Given request:
Retype, character for character, the lines of the records from the one containing "cloud-segment — [794, 962, 827, 1031]" through the one containing "grid — [0, 0, 1545, 1406]", including both.

Material provided:
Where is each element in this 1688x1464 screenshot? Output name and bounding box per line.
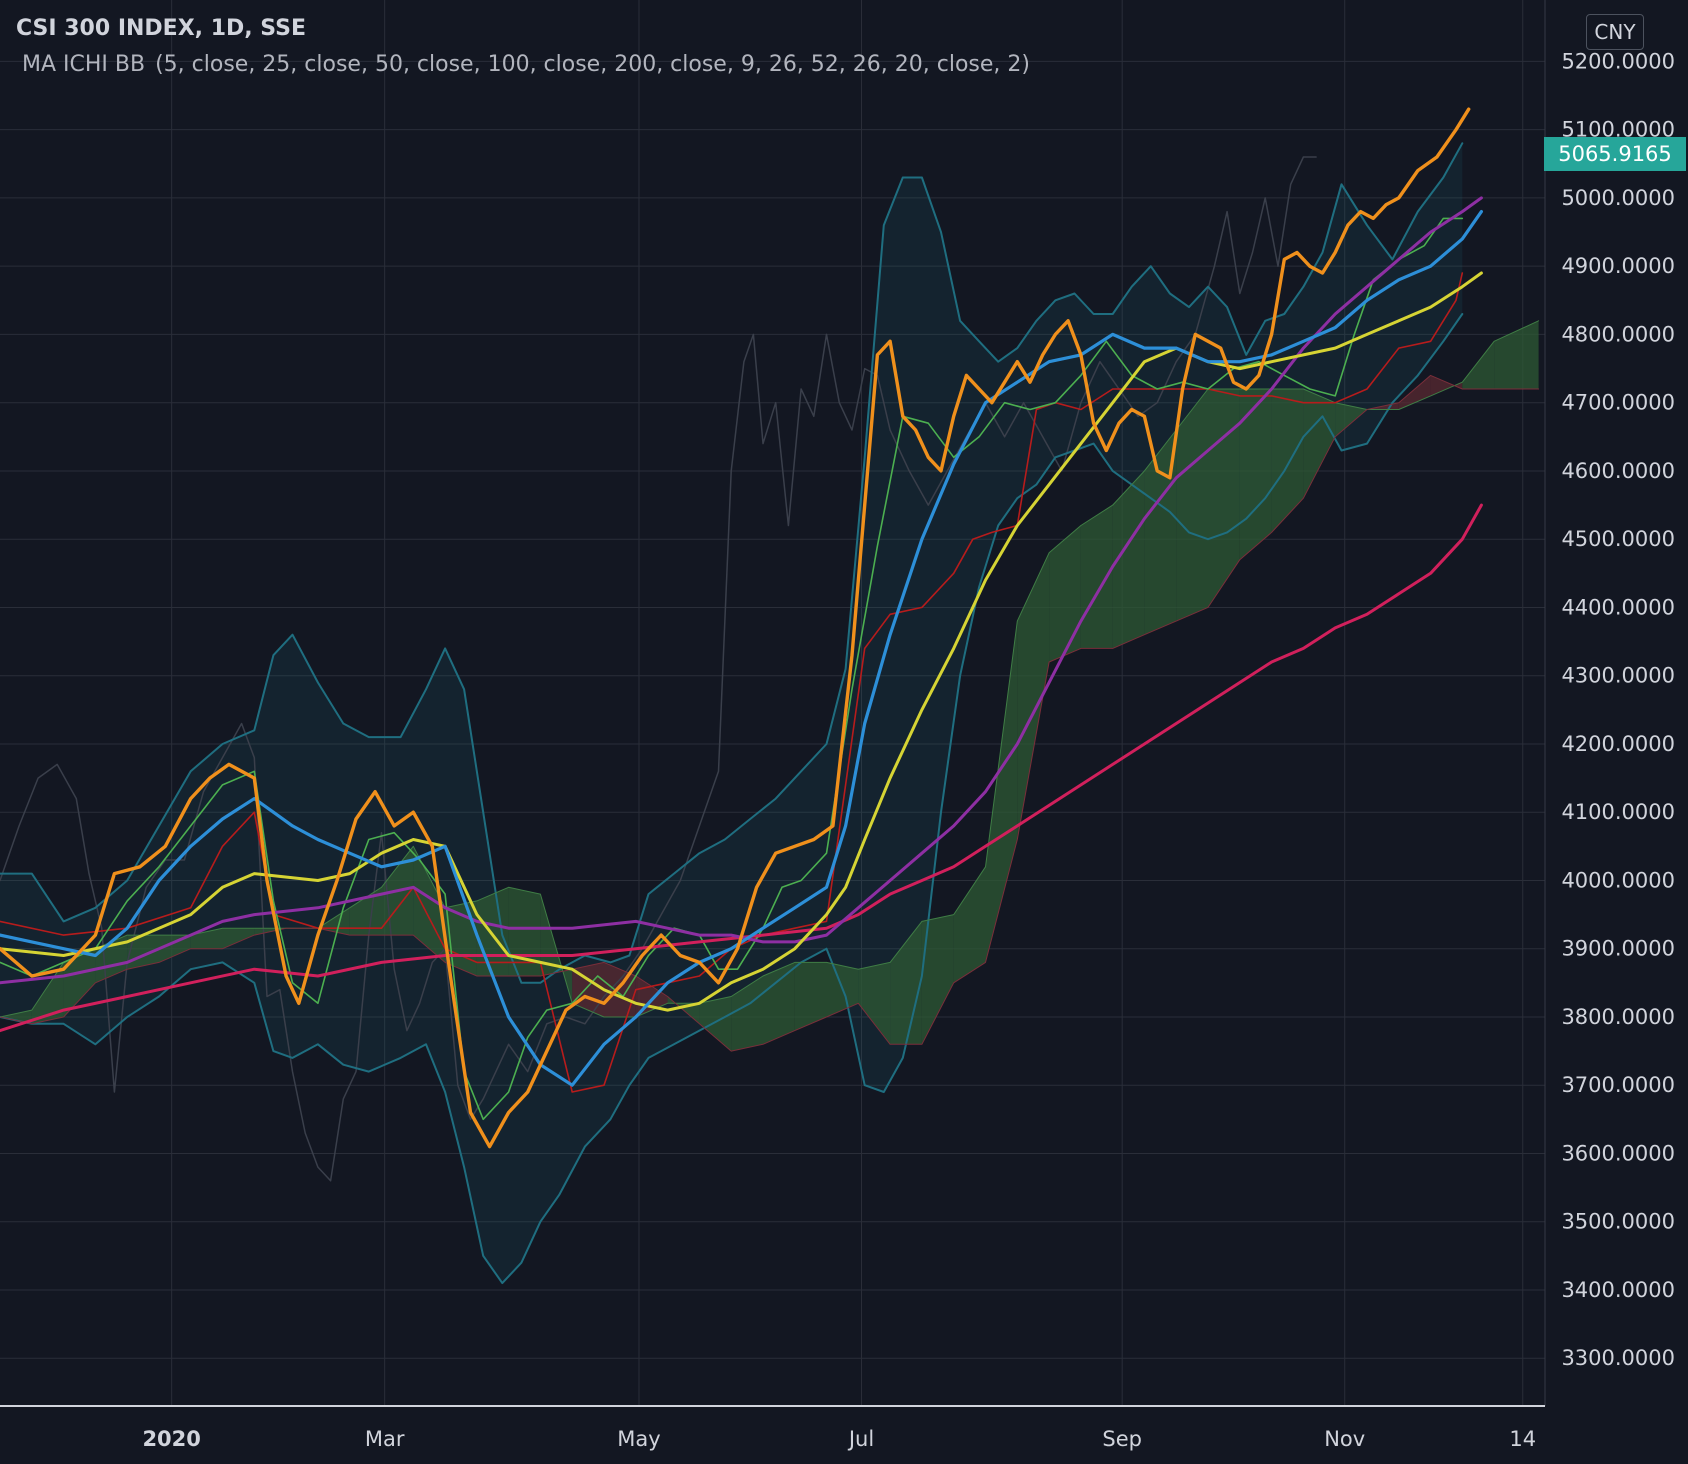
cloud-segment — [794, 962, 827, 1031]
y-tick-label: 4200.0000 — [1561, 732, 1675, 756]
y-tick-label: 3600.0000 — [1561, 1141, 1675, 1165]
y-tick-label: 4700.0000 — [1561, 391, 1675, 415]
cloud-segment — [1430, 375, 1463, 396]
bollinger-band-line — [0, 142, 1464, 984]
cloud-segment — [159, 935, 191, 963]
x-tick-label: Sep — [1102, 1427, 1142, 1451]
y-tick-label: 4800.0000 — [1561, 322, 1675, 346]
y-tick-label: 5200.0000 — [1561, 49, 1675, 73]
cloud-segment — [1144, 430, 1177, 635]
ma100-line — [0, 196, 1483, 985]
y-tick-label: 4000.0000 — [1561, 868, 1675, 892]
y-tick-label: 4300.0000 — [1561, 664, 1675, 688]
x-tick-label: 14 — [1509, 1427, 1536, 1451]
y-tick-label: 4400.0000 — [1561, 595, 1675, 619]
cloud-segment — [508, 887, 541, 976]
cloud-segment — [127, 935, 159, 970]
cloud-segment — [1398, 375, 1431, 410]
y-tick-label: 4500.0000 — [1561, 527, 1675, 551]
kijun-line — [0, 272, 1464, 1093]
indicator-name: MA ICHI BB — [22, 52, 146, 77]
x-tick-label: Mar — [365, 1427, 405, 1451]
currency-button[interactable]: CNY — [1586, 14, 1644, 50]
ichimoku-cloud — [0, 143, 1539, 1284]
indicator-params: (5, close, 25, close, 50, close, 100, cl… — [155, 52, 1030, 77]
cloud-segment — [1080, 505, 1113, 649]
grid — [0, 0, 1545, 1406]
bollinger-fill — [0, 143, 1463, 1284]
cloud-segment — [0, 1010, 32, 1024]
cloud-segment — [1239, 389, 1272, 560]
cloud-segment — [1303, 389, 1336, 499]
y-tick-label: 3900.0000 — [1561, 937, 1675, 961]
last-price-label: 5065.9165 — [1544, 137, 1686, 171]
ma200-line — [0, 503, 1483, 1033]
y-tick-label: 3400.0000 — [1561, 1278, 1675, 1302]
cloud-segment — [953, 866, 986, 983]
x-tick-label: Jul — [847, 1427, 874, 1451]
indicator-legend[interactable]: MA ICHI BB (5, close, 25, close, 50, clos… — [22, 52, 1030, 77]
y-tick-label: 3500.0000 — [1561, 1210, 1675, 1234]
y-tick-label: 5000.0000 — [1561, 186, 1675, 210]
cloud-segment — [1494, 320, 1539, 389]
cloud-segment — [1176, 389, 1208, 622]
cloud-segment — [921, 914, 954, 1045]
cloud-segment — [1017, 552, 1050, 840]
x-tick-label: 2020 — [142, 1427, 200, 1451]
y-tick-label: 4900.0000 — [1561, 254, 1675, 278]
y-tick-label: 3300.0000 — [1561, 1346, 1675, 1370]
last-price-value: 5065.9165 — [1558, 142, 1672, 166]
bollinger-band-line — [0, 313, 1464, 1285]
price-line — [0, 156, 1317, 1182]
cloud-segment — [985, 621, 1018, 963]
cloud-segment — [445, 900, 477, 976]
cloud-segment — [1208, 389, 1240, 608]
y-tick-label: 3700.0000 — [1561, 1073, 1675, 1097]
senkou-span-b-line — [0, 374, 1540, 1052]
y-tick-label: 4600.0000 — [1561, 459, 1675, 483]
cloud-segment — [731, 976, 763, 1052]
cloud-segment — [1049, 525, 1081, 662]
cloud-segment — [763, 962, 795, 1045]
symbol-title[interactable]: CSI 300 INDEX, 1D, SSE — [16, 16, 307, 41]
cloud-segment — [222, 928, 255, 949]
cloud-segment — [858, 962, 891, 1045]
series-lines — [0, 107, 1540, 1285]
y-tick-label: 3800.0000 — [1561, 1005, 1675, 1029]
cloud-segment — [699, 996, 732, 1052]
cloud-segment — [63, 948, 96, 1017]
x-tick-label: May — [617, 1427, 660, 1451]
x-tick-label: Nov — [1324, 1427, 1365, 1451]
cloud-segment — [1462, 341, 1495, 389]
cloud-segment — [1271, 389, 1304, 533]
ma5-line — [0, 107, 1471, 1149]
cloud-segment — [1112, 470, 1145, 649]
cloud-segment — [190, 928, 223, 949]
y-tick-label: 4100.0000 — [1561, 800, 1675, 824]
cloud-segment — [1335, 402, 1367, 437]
==
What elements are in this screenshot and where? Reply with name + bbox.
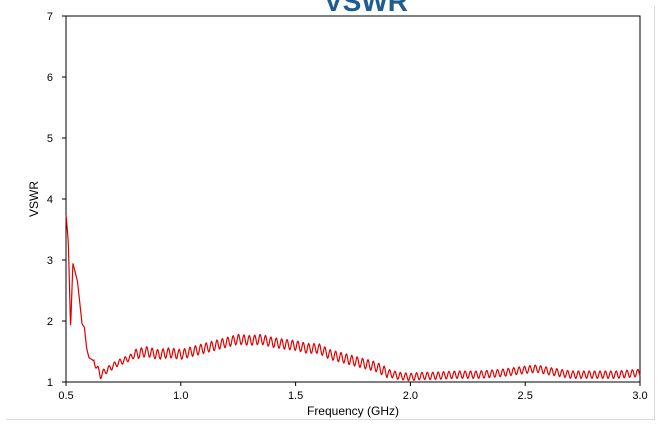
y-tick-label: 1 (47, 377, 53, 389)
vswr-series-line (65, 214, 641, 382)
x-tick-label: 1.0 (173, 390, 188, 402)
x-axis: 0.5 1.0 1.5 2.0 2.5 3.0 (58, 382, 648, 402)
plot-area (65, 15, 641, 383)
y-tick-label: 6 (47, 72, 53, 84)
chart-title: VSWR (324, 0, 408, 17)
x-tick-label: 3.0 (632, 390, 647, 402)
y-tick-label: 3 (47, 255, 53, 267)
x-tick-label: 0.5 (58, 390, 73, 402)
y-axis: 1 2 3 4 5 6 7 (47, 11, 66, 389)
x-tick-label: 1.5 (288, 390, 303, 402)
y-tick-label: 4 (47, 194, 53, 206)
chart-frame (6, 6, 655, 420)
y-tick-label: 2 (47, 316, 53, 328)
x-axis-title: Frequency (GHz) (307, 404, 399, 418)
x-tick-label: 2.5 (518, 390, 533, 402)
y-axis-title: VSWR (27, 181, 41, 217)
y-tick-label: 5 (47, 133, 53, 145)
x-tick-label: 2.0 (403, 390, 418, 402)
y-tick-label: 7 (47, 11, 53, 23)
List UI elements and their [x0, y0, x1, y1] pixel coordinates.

Written answer:
cloud-segment — [794, 962, 827, 1031]
y-tick-label: 4200.0000 — [1561, 732, 1675, 756]
y-tick-label: 3600.0000 — [1561, 1141, 1675, 1165]
y-tick-label: 4700.0000 — [1561, 391, 1675, 415]
cloud-segment — [1430, 375, 1463, 396]
bollinger-band-line — [0, 142, 1464, 984]
cloud-segment — [159, 935, 191, 963]
x-tick-label: Sep — [1102, 1427, 1142, 1451]
y-tick-label: 4800.0000 — [1561, 322, 1675, 346]
y-tick-label: 5200.0000 — [1561, 49, 1675, 73]
cloud-segment — [1144, 430, 1177, 635]
ma100-line — [0, 196, 1483, 985]
y-tick-label: 4000.0000 — [1561, 868, 1675, 892]
y-tick-label: 4300.0000 — [1561, 664, 1675, 688]
x-tick-label: 14 — [1509, 1427, 1536, 1451]
y-tick-label: 4400.0000 — [1561, 595, 1675, 619]
cloud-segment — [508, 887, 541, 976]
cloud-segment — [127, 935, 159, 970]
cloud-segment — [1398, 375, 1431, 410]
y-tick-label: 4500.0000 — [1561, 527, 1675, 551]
kijun-line — [0, 272, 1464, 1093]
indicator-name: MA ICHI BB — [22, 52, 146, 77]
x-tick-label: Mar — [365, 1427, 405, 1451]
currency-button[interactable]: CNY — [1586, 14, 1644, 50]
ichimoku-cloud — [0, 143, 1539, 1284]
indicator-params: (5, close, 25, close, 50, close, 100, cl… — [155, 52, 1030, 77]
cloud-segment — [1080, 505, 1113, 649]
grid — [0, 0, 1545, 1406]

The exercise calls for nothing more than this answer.